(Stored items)
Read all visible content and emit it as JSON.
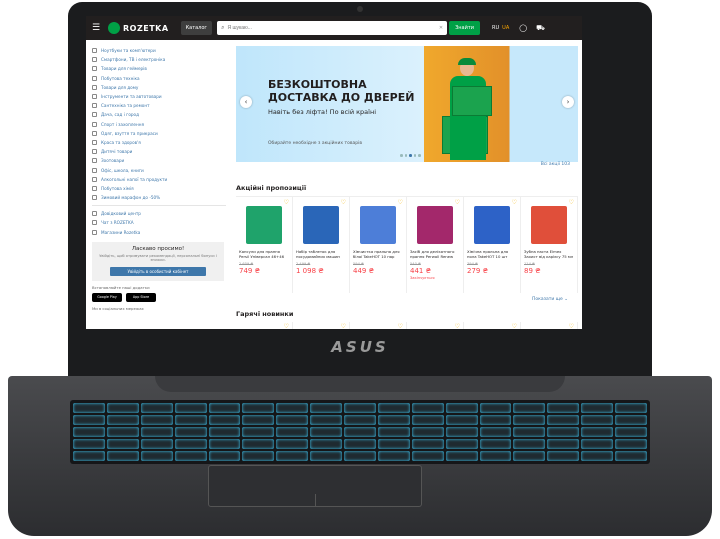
{
  "header": {
    "brand": "ROZETKA",
    "catalog_label": "Каталог",
    "search_placeholder": "Я шукаю...",
    "search_button": "Знайти",
    "lang_active": "RU",
    "lang_other": "UA"
  },
  "sidebar": {
    "items": [
      "Ноутбуки та комп'ютери",
      "Смартфони, ТВ і електроніка",
      "Товари для геймерів",
      "Побутова техніка",
      "Товари для дому",
      "Інструменти та автотовари",
      "Сантехніка та ремонт",
      "Дача, сад і город",
      "Спорт і захоплення",
      "Одяг, взуття та прикраси",
      "Краса та здоров'я",
      "Дитячі товари",
      "Зоотовари",
      "Офіс, школа, книги",
      "Алкогольні напої та продукти",
      "Побутова хімія",
      "Зимовий марафон до -50%"
    ],
    "extra_items": [
      "Довідковий центр",
      "Чат з ROZETKA",
      "Магазини Rozetka"
    ],
    "login_title": "Ласкаво просимо!",
    "login_desc": "Увійдіть, щоб отримувати рекомендації, персональні бонуси і знижки.",
    "login_button": "Увійдіть в особистий кабінет",
    "apps_title": "Встановлюйте наші додатки",
    "apps": [
      "Google Play",
      "App Store"
    ],
    "social_title": "Ми в соціальних мережах"
  },
  "banner": {
    "headline_1": "БЕЗКОШТОВНА",
    "headline_2": "ДОСТАВКА ДО ДВЕРЕЙ",
    "subline": "Навіть без ліфта! По всій країні",
    "footnote": "Обирайте необхідне з акційних товарів",
    "all_link": "Всі акції  103"
  },
  "promo": {
    "title": "Акційні пропозиції",
    "more_link": "Показати ще  ⌄",
    "products": [
      {
        "name": "Капсули для прання Persil Універсал 46+46",
        "old": "2 659 ₴",
        "price": "749 ₴",
        "tag": "",
        "color": "#1fa36b"
      },
      {
        "name": "Набір таблеток для посудомийних машин",
        "old": "2 499 ₴",
        "price": "1 098 ₴",
        "tag": "",
        "color": "#2a66b8"
      },
      {
        "name": "Хімчистка пральна для білої TakeHOT 10 пар",
        "old": "594 ₴",
        "price": "449 ₴",
        "tag": "",
        "color": "#4d7ed8"
      },
      {
        "name": "Засіб для делікатного прання Perwoll Renew",
        "old": "540 ₴",
        "price": "441 ₴",
        "tag": "Закінчується",
        "color": "#a3286b"
      },
      {
        "name": "Хімічна пральна для пола TakeHOT 10 шт",
        "old": "394 ₴",
        "price": "279 ₴",
        "tag": "",
        "color": "#2d62c7"
      },
      {
        "name": "Зубна паста Elmex Захист від карієсу 75 мл",
        "old": "114 ₴",
        "price": "89 ₴",
        "tag": "",
        "color": "#e04f3a"
      }
    ]
  },
  "hot": {
    "title": "Гарячі новинки"
  },
  "device": {
    "brand": "ASUS"
  }
}
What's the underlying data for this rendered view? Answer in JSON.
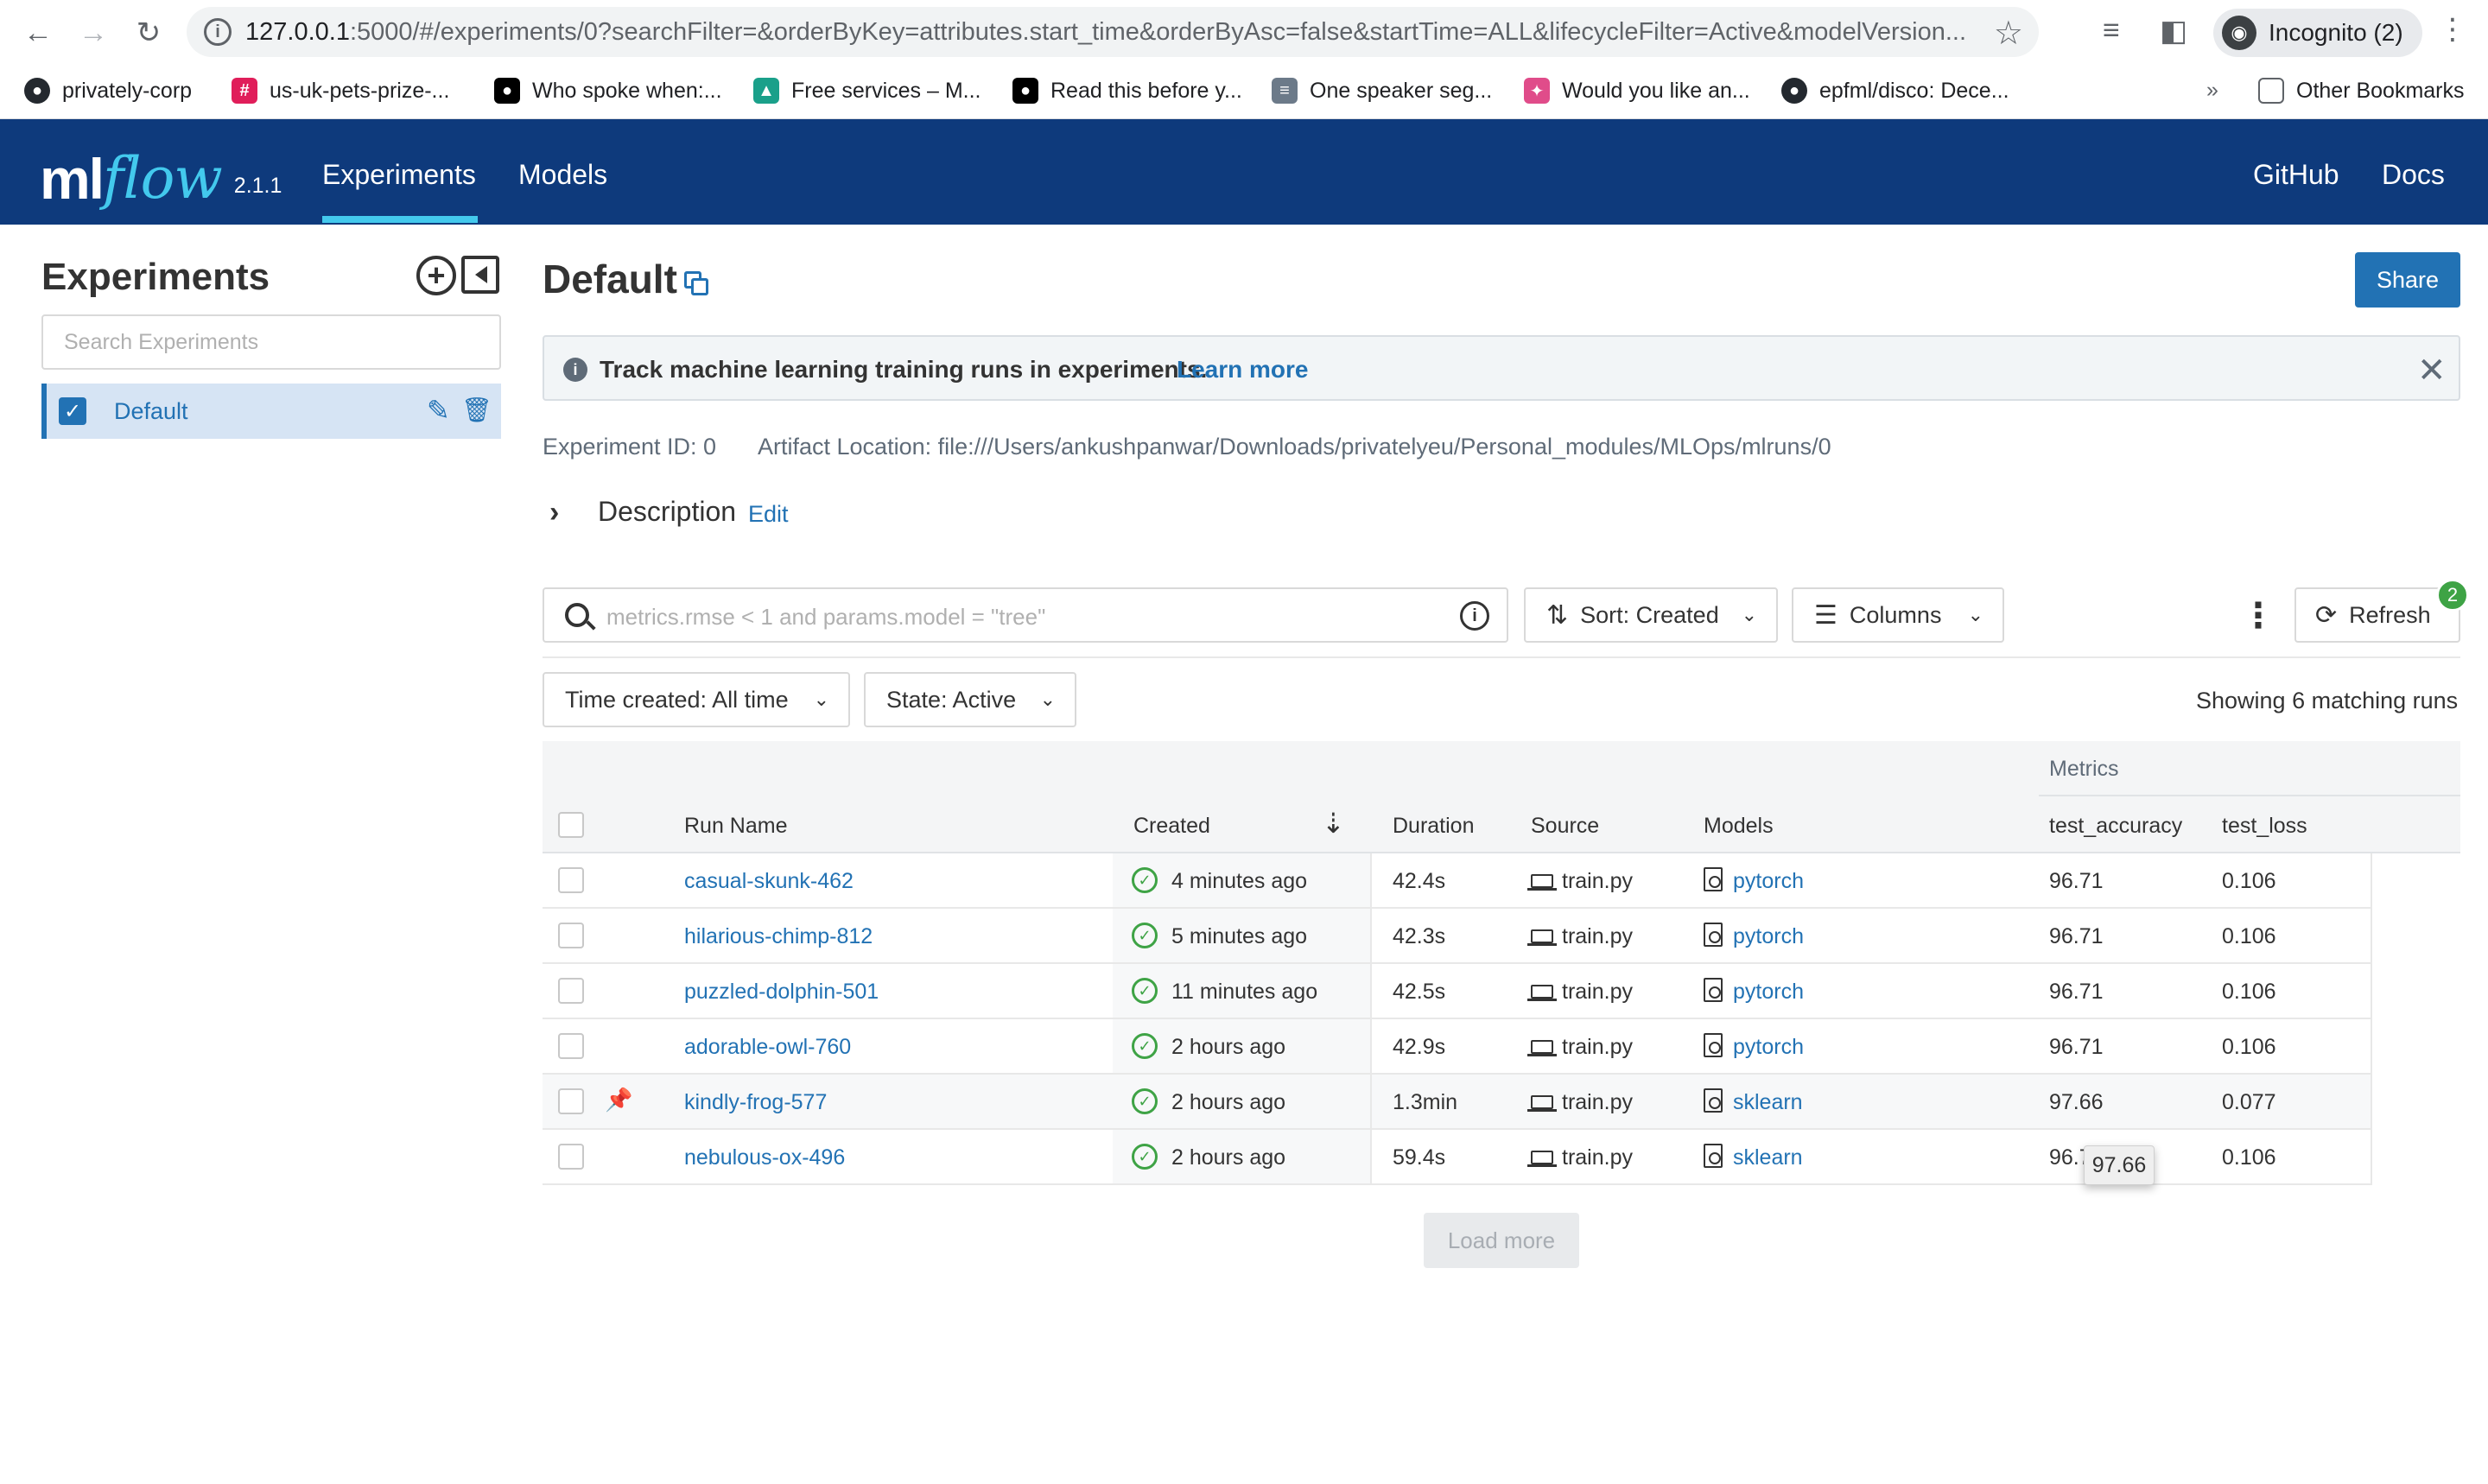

* Task details: Using the listing, collect all lines in which the string "TakeHOT" is found.

* In response:
        "name": "Хімчистка пральна для білої TakeHOT 10 пар",
        "name": "Хімічна пральна для пола TakeHOT 10 шт",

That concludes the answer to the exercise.